== WHAT IS ASKED ==
Look for "JSON" in the listing below. Gather each line that contains it.

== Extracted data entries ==

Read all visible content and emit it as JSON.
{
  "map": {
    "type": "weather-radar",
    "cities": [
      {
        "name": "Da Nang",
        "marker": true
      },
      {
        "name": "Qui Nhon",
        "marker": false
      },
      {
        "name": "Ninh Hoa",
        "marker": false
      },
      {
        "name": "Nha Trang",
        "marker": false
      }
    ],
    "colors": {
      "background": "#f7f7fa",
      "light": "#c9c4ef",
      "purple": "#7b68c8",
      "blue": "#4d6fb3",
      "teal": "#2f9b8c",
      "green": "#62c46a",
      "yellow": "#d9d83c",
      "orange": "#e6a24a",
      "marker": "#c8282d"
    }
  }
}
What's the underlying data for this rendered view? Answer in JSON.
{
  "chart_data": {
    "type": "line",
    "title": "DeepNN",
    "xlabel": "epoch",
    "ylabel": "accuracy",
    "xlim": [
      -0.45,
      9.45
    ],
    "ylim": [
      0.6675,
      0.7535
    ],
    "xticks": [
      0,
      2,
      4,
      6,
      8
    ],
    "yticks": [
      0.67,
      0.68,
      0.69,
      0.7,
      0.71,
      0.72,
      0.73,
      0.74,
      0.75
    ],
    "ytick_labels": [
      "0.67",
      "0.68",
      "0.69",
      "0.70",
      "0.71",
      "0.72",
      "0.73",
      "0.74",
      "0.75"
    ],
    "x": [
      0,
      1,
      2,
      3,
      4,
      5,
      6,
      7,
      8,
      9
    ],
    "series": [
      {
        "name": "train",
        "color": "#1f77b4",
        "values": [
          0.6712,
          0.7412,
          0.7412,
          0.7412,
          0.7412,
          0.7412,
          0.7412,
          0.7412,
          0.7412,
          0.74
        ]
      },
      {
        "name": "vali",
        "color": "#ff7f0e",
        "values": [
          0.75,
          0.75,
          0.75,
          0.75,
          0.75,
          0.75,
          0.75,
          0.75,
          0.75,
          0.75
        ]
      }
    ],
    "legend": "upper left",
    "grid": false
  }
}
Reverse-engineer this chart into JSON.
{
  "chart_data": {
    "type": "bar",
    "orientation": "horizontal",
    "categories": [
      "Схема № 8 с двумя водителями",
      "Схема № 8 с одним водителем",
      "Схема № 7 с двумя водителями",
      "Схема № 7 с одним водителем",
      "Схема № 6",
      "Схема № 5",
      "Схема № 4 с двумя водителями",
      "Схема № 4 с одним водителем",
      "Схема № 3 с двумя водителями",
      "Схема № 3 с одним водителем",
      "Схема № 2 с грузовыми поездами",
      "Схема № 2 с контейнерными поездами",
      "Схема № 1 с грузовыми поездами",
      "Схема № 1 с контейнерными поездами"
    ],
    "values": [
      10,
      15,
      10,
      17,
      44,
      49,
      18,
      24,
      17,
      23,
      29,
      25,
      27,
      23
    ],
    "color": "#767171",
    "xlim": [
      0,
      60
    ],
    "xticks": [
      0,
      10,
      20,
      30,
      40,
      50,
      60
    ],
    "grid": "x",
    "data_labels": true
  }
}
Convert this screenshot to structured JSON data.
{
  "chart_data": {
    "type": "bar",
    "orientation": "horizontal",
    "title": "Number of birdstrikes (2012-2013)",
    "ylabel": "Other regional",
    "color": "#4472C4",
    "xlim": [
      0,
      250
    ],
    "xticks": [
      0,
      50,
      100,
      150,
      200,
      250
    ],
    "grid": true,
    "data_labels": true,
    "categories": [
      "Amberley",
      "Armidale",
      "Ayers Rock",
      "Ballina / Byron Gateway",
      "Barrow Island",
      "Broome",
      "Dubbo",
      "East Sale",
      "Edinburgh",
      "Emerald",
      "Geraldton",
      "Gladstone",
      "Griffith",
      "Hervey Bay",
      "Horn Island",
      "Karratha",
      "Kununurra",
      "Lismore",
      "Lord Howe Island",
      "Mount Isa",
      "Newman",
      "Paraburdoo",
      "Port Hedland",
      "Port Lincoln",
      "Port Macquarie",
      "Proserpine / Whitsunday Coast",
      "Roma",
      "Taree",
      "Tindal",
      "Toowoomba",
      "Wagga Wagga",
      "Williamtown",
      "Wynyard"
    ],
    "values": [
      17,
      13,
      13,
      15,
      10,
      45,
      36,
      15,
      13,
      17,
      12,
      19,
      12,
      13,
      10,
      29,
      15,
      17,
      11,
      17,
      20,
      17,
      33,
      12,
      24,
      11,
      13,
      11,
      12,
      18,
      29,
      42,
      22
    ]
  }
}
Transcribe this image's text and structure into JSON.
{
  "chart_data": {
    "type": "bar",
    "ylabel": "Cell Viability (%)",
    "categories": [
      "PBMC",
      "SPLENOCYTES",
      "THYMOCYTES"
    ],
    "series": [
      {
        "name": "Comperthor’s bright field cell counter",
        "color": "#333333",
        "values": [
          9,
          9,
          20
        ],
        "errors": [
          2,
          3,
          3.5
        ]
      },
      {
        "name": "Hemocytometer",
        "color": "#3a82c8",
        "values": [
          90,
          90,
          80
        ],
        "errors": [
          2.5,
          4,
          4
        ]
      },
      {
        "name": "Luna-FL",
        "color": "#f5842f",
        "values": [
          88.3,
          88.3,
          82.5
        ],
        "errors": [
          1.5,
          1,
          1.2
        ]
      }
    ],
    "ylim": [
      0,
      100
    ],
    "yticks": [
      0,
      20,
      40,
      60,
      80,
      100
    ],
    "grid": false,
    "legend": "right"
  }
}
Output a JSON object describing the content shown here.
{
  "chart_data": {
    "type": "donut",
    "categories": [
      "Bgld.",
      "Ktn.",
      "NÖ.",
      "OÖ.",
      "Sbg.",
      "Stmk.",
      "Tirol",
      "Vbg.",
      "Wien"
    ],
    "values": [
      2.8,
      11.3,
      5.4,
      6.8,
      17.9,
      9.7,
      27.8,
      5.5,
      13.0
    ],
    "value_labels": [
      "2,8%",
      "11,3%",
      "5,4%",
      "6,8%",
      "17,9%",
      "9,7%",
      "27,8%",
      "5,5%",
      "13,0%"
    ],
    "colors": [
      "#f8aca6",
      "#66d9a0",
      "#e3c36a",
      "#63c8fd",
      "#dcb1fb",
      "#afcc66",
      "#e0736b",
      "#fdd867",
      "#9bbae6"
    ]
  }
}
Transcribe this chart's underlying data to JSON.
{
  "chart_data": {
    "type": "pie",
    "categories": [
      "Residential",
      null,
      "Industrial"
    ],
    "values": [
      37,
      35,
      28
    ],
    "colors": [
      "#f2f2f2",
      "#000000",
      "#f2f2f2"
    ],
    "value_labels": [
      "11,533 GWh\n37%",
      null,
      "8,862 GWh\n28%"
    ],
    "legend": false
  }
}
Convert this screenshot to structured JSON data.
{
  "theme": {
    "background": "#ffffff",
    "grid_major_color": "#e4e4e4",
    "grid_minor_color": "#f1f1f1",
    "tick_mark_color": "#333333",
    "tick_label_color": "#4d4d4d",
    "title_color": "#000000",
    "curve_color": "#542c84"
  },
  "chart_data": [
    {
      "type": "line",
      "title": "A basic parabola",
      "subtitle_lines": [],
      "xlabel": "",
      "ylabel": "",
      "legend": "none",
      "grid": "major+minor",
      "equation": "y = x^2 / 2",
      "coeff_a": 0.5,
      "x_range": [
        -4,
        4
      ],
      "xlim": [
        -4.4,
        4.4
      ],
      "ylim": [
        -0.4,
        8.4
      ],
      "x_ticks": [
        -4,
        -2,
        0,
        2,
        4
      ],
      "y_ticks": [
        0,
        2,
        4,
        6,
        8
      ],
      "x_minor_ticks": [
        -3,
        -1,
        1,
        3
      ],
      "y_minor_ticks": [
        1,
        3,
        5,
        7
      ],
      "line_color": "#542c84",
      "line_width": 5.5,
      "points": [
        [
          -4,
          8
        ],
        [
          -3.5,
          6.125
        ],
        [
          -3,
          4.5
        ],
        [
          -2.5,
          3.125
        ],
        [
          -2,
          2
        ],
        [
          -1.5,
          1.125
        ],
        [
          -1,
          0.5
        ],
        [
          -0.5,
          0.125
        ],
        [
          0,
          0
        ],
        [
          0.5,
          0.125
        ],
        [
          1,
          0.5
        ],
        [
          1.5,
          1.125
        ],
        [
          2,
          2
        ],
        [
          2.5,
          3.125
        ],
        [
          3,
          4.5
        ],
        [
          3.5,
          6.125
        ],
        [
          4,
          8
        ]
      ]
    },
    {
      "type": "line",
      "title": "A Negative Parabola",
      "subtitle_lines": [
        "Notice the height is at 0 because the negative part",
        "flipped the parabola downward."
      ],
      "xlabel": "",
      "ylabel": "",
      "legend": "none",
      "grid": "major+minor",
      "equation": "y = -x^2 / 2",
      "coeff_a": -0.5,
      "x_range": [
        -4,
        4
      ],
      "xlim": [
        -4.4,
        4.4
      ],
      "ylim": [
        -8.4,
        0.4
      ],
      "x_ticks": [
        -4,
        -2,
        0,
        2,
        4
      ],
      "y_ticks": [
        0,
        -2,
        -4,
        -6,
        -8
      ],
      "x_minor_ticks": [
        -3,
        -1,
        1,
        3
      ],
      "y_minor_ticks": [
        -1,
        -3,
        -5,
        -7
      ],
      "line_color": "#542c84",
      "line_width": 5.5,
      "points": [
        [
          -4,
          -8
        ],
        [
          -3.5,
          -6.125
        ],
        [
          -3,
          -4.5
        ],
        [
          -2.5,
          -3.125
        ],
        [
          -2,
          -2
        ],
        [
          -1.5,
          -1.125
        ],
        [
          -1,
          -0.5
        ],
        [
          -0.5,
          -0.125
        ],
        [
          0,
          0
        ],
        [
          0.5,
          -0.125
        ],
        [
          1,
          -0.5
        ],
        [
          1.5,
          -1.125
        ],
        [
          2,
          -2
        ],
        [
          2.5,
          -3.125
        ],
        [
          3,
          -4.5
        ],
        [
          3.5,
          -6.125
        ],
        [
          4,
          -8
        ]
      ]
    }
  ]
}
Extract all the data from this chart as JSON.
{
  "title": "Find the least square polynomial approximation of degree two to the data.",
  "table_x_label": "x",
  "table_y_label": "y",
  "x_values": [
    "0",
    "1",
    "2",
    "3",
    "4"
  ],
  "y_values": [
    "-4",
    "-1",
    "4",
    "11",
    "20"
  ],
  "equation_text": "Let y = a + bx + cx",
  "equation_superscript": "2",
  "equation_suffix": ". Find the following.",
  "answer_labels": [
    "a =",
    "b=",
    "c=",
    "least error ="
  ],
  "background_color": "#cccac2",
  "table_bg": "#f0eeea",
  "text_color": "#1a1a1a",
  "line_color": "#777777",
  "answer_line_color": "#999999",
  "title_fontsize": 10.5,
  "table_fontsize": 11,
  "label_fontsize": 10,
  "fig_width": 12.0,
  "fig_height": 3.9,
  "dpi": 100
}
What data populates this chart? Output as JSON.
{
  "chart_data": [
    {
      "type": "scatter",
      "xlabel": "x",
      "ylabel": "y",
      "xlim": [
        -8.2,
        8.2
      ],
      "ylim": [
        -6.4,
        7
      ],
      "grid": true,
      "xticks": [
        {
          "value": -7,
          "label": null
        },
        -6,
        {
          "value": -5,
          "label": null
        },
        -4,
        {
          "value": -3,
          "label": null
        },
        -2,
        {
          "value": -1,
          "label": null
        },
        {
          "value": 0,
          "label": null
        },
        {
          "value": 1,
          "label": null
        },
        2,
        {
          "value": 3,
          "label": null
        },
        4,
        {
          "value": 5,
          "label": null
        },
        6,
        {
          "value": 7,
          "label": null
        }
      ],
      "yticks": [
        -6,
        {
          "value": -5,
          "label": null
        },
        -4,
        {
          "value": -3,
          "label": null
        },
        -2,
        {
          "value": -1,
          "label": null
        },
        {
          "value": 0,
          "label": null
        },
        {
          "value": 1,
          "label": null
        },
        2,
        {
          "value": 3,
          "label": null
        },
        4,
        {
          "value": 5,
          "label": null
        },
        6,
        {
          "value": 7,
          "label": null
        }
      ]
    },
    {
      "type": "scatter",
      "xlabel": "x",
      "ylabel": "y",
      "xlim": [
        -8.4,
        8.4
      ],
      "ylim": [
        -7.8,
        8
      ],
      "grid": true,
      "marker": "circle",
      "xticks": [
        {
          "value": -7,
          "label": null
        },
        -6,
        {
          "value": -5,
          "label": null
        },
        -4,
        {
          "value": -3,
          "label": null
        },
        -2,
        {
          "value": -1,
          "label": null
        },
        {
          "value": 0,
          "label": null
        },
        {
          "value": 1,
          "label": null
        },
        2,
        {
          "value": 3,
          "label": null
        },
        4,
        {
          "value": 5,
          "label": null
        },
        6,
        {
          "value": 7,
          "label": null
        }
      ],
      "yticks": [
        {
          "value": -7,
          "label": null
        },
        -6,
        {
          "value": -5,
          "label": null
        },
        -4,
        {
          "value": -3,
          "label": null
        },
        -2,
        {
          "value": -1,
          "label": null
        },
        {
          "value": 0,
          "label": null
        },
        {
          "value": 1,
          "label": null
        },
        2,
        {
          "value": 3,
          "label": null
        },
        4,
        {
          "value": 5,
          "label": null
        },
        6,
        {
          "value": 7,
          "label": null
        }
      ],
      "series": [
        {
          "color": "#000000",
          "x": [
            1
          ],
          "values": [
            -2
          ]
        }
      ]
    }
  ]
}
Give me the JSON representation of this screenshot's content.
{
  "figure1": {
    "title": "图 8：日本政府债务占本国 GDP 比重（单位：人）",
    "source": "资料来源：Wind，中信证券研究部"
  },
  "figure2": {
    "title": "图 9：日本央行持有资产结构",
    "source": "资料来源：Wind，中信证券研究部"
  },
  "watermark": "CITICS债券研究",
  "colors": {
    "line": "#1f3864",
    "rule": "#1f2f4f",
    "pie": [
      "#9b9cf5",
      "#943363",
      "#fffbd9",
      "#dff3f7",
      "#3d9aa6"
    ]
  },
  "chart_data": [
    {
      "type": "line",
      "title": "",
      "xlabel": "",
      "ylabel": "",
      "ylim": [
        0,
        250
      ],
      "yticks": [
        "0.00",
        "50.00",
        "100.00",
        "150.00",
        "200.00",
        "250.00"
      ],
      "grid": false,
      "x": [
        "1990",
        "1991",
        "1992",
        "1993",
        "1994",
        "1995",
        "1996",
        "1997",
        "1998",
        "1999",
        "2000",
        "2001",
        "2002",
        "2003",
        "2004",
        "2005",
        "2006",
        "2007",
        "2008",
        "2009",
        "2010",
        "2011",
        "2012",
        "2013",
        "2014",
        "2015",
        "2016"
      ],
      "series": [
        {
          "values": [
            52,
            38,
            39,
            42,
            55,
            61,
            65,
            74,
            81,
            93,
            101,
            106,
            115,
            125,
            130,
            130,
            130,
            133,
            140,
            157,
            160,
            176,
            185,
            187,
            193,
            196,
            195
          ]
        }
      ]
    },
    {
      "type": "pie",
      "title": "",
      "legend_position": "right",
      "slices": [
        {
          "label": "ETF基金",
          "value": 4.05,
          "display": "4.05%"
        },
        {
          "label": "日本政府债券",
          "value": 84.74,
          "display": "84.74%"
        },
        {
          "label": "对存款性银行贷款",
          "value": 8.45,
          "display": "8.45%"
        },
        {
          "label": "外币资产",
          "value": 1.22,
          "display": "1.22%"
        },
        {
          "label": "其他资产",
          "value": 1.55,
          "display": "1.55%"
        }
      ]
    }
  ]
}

== SOLUTION TO THE PROBLEM ==
Read all visible content and emit it as JSON.
What's the underlying data for this rendered view? Answer in JSON.
Reverse-engineer this chart into JSON.
Convert this screenshot to structured JSON data.
Transcribe this image's text and structure into JSON.
Output a JSON object describing the content shown here.
Transcribe this chart's underlying data to JSON.
Convert this screenshot to structured JSON data.
Extract all the data from this chart as JSON.
What data populates this chart? Output as JSON.
Give me the JSON representation of this screenshot's content.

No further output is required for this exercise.